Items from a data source
——

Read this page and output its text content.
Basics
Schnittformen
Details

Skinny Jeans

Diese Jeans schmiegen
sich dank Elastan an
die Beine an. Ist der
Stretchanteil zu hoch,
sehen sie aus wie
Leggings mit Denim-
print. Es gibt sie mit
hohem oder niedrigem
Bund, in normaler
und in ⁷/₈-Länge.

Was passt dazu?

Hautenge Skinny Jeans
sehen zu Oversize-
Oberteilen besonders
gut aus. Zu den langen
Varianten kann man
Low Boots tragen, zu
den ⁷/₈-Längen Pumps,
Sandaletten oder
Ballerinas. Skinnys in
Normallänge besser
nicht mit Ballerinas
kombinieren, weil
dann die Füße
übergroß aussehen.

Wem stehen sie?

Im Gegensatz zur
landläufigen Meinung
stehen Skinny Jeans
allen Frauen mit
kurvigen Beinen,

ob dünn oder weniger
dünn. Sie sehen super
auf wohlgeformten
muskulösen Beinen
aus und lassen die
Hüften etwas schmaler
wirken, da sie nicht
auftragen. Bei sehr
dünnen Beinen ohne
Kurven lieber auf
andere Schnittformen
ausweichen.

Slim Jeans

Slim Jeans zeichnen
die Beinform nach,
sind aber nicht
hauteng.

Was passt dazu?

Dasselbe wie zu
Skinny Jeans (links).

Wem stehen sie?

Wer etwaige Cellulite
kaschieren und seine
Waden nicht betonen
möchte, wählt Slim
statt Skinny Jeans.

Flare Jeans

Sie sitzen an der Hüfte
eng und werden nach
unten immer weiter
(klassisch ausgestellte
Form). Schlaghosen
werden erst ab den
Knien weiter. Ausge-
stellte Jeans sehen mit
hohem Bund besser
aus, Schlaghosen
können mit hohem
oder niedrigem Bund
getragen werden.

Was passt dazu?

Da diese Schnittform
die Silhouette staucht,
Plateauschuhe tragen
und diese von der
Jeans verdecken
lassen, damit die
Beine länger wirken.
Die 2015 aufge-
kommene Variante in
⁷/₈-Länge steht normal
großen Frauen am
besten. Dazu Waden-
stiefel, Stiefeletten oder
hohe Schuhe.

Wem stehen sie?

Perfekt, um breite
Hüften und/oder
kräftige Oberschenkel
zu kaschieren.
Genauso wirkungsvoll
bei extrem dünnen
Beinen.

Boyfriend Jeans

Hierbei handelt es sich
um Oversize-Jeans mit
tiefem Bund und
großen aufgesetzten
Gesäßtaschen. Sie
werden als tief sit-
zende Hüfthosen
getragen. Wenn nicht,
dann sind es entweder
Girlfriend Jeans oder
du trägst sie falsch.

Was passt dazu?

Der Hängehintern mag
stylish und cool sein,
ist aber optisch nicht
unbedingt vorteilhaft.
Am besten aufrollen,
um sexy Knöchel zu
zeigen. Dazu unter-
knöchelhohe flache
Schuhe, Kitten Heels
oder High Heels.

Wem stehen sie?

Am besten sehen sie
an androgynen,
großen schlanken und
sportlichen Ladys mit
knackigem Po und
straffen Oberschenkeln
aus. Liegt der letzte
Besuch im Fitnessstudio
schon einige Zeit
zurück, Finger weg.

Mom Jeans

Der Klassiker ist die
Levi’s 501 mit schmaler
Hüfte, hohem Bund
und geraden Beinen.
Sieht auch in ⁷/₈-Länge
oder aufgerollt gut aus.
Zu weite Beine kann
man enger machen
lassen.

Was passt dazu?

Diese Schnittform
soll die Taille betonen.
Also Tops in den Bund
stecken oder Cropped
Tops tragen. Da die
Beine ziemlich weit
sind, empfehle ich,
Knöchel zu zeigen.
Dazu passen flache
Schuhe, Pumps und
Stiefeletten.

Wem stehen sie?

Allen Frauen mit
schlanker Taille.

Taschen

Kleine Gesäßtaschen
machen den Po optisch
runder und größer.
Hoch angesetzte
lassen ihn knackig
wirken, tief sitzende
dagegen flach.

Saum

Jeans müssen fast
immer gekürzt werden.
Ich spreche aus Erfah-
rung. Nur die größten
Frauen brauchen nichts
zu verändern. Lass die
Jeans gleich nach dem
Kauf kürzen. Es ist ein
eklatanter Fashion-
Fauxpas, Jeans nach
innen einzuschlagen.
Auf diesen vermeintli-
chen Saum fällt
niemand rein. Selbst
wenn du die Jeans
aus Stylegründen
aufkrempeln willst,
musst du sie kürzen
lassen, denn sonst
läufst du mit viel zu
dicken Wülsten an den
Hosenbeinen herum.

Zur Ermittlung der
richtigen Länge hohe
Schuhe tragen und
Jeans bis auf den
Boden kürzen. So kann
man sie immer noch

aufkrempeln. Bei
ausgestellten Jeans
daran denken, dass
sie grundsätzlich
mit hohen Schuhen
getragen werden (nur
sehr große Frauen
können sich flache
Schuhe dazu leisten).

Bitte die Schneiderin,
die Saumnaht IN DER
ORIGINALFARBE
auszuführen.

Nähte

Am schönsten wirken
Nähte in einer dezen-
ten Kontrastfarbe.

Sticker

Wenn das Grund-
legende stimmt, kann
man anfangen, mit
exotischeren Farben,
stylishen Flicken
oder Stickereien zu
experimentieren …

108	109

——

» **Given request**
All of the material must be reproduced exactly.

» **Solution to this task**
Read this page and output its text content.
Basics
Schnittformen
Details

Skinny Jeans

Diese Jeans schmiegen
sich dank Elastan an
die Beine an. Ist der
Stretchanteil zu hoch,
sehen sie aus wie
Leggings mit Denim-
print. Es gibt sie mit
hohem oder niedrigem
Bund, in normaler
und in ⁷/₈-Länge.

Was passt dazu?

Hautenge Skinny Jeans
sehen zu Oversize-
Oberteilen besonders
gut aus. Zu den langen
Varianten kann man
Low Boots tragen, zu
den ⁷/₈-Längen Pumps,
Sandaletten oder
Ballerinas. Skinnys in
Normallänge besser
nicht mit Ballerinas
kombinieren, weil
dann die Füße
übergroß aussehen.

Wem stehen sie?

Im Gegensatz zur
landläufigen Meinung
stehen Skinny Jeans
allen Frauen mit
kurvigen Beinen,

ob dünn oder weniger
dünn. Sie sehen super
auf wohlgeformten
muskulösen Beinen
aus und lassen die
Hüften etwas schmaler
wirken, da sie nicht
auftragen. Bei sehr
dünnen Beinen ohne
Kurven lieber auf
andere Schnittformen
ausweichen.

Slim Jeans

Slim Jeans zeichnen
die Beinform nach,
sind aber nicht
hauteng.

Was passt dazu?

Dasselbe wie zu
Skinny Jeans (links).

Wem stehen sie?

Wer etwaige Cellulite
kaschieren und seine
Waden nicht betonen
möchte, wählt Slim
statt Skinny Jeans.

Flare Jeans

Sie sitzen an der Hüfte
eng und werden nach
unten immer weiter
(klassisch ausgestellte
Form). Schlaghosen
werden erst ab den
Knien weiter. Ausge-
stellte Jeans sehen mit
hohem Bund besser
aus, Schlaghosen
können mit hohem
oder niedrigem Bund
getragen werden.

Was passt dazu?

Da diese Schnittform
die Silhouette staucht,
Plateauschuhe tragen
und diese von der
Jeans verdecken
lassen, damit die
Beine länger wirken.
Die 2015 aufge-
kommene Variante in
⁷/₈-Länge steht normal
großen Frauen am
besten. Dazu Waden-
stiefel, Stiefeletten oder
hohe Schuhe.

Wem stehen sie?

Perfekt, um breite
Hüften und/oder
kräftige Oberschenkel
zu kaschieren.
Genauso wirkungsvoll
bei extrem dünnen
Beinen.

Boyfriend Jeans

Hierbei handelt es sich
um Oversize-Jeans mit
tiefem Bund und
großen aufgesetzten
Gesäßtaschen. Sie
werden als tief sit-
zende Hüfthosen
getragen. Wenn nicht,
dann sind es entweder
Girlfriend Jeans oder
du trägst sie falsch.

Was passt dazu?

Der Hängehintern mag
stylish und cool sein,
ist aber optisch nicht
unbedingt vorteilhaft.
Am besten aufrollen,
um sexy Knöchel zu
zeigen. Dazu unter-
knöchelhohe flache
Schuhe, Kitten Heels
oder High Heels.

Wem stehen sie?

Am besten sehen sie
an androgynen,
großen schlanken und
sportlichen Ladys mit
knackigem Po und
straffen Oberschenkeln
aus. Liegt der letzte
Besuch im Fitnessstudio
schon einige Zeit
zurück, Finger weg.

Mom Jeans

Der Klassiker ist die
Levi’s 501 mit schmaler
Hüfte, hohem Bund
und geraden Beinen.
Sieht auch in ⁷/₈-Länge
oder aufgerollt gut aus.
Zu weite Beine kann
man enger machen
lassen.

Was passt dazu?

Diese Schnittform
soll die Taille betonen.
Also Tops in den Bund
stecken oder Cropped
Tops tragen. Da die
Beine ziemlich weit
sind, empfehle ich,
Knöchel zu zeigen.
Dazu passen flache
Schuhe, Pumps und
Stiefeletten.

Wem stehen sie?

Allen Frauen mit
schlanker Taille.

Taschen

Kleine Gesäßtaschen
machen den Po optisch
runder und größer.
Hoch angesetzte
lassen ihn knackig
wirken, tief sitzende
dagegen flach.

Saum

Jeans müssen fast
immer gekürzt werden.
Ich spreche aus Erfah-
rung. Nur die größten
Frauen brauchen nichts
zu verändern. Lass die
Jeans gleich nach dem
Kauf kürzen. Es ist ein
eklatanter Fashion-
Fauxpas, Jeans nach
innen einzuschlagen.
Auf diesen vermeintli-
chen Saum fällt
niemand rein. Selbst
wenn du die Jeans
aus Stylegründen
aufkrempeln willst,
musst du sie kürzen
lassen, denn sonst
läufst du mit viel zu
dicken Wülsten an den
Hosenbeinen herum.

Zur Ermittlung der
richtigen Länge hohe
Schuhe tragen und
Jeans bis auf den
Boden kürzen. So kann
man sie immer noch

aufkrempeln. Bei
ausgestellten Jeans
daran denken, dass
sie grundsätzlich
mit hohen Schuhen
getragen werden (nur
sehr große Frauen
können sich flache
Schuhe dazu leisten).

Bitte die Schneiderin,
die Saumnaht IN DER
ORIGINALFARBE
auszuführen.

Nähte

Am schönsten wirken
Nähte in einer dezen-
ten Kontrastfarbe.

Sticker

Wenn das Grund-
legende stimmt, kann
man anfangen, mit
exotischeren Farben,
stylishen Flicken
oder Stickereien zu
experimentieren …

108	109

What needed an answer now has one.